◆ WHAT IS EXPECTED ◆
Which lines of the records contain "JSON"? Collect every one of them.
BEGIN
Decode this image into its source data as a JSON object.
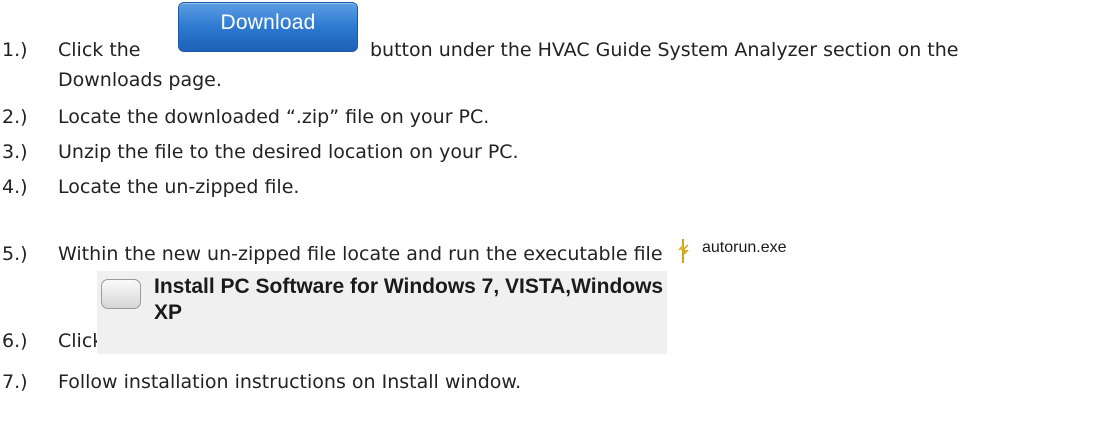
{
  "steps": [
    {
      "num": "1.)",
      "before": "Click the",
      "after": "button under the HVAC Guide System Analyzer section on the",
      "cont": "Downloads page."
    },
    {
      "num": "2.)",
      "text": "Locate the downloaded  “.zip” file on your PC."
    },
    {
      "num": "3.)",
      "text": "Unzip the file to the desired location on your PC."
    },
    {
      "num": "4.)",
      "text": "Locate the un-zipped file."
    },
    {
      "num": "5.)",
      "text": "Within the new un-zipped file locate and run the executable file"
    },
    {
      "num": "6.)",
      "text": "Click on"
    },
    {
      "num": "7.)",
      "text": "Follow installation instructions on Install window."
    }
  ],
  "download_button": {
    "label": "Download"
  },
  "executable": {
    "name": "autorun.exe"
  },
  "install_option": {
    "label": "Install PC Software for Windows 7, VISTA,Windows XP"
  }
}
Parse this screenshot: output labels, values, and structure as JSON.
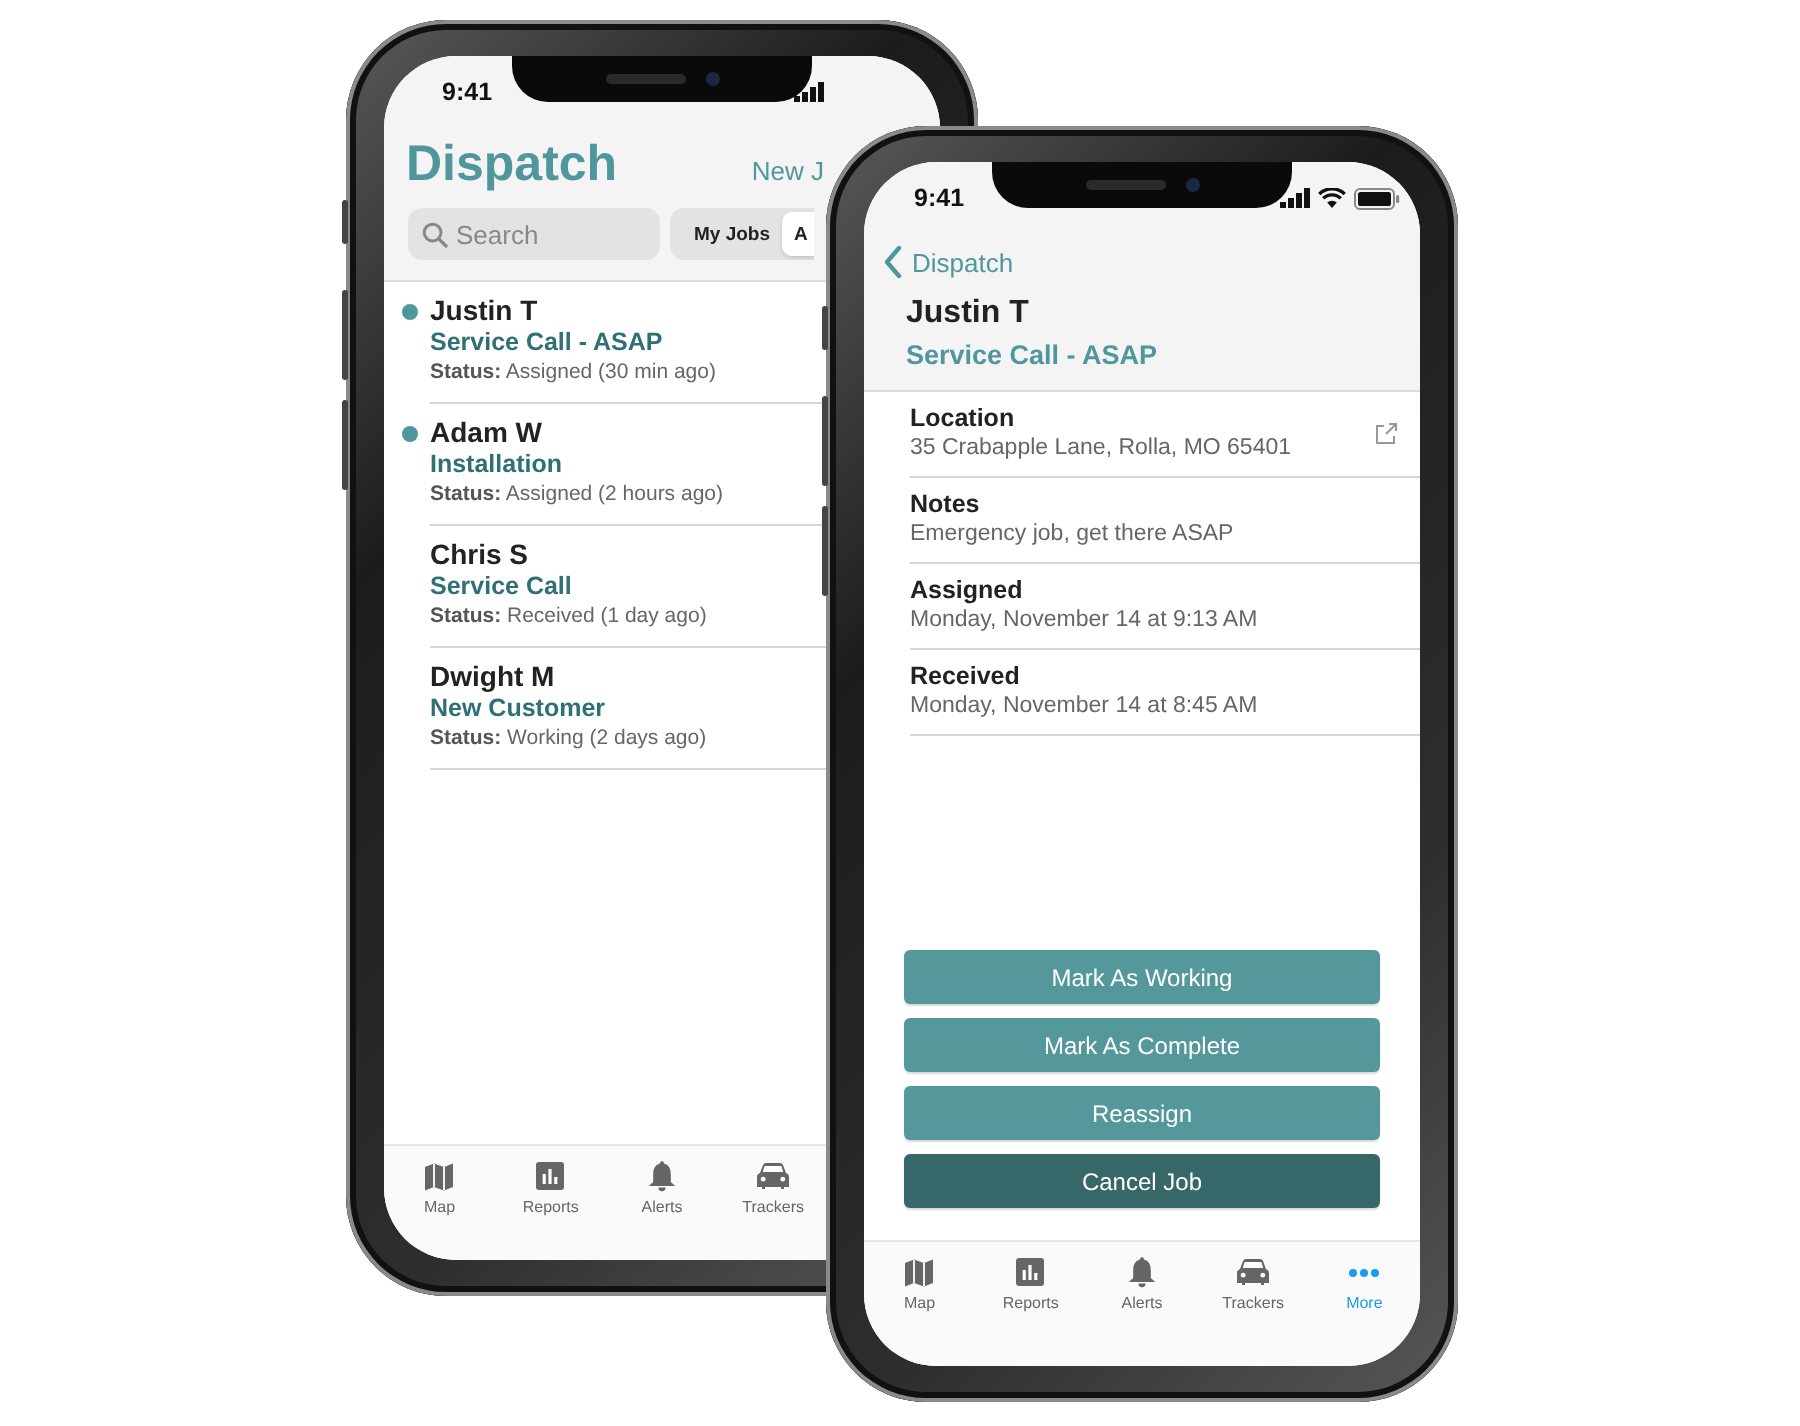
END
◆ RESULT ◆
Decode this image into its source data as a JSON object.
Parse this screenshot: output labels, values, and structure as JSON.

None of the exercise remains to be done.